Exercise =
Each line that includes "this" counts once; give the total and nothing besides.

━━━━━ Dataset records

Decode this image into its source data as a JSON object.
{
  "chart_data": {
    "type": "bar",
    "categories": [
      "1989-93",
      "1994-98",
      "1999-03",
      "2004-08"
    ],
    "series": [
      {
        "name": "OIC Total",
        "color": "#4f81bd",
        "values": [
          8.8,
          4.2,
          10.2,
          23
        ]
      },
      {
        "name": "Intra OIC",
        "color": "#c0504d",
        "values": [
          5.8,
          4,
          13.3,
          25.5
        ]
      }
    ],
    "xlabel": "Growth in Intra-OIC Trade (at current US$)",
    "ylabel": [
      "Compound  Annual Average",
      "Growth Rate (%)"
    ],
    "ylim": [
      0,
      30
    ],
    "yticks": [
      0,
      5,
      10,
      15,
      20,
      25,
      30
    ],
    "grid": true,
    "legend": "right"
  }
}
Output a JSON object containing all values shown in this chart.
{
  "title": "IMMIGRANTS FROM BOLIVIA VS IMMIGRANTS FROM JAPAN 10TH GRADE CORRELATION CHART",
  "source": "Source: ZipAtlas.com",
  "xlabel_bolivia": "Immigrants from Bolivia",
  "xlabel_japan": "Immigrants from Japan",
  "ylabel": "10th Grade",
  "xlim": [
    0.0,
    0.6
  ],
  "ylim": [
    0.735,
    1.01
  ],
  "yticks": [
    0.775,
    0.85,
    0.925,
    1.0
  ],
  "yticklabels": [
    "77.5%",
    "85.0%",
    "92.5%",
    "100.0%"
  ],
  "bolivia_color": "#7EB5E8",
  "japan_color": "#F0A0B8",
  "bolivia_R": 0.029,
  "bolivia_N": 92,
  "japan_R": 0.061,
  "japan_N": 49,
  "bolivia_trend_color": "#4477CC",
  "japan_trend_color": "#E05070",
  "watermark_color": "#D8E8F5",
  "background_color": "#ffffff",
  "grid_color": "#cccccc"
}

━━━━━━━━━━
━━━━━ Dataset records

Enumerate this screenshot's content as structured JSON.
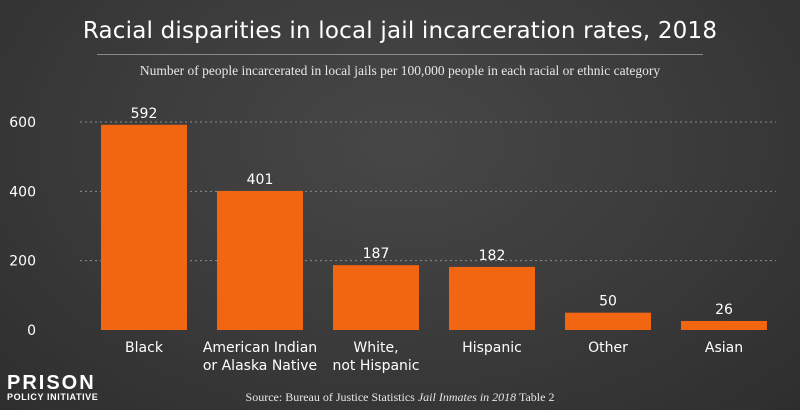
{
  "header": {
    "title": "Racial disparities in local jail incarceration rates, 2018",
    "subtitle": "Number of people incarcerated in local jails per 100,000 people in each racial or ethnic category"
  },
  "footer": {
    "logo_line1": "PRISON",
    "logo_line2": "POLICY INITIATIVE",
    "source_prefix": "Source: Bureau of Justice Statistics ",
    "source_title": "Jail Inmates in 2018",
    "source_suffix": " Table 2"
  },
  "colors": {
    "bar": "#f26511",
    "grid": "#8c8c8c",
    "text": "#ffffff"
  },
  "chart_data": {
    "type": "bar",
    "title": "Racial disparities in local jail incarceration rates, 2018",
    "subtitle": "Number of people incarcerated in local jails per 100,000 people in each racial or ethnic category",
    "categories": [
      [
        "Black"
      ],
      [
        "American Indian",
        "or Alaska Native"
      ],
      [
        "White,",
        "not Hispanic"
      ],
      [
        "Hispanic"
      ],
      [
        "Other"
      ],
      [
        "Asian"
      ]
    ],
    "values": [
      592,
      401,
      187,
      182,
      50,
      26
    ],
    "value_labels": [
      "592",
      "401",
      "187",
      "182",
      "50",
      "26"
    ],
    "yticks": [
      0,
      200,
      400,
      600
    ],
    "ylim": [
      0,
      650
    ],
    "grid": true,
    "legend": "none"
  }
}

━━━━━━━━━━

Task response =
3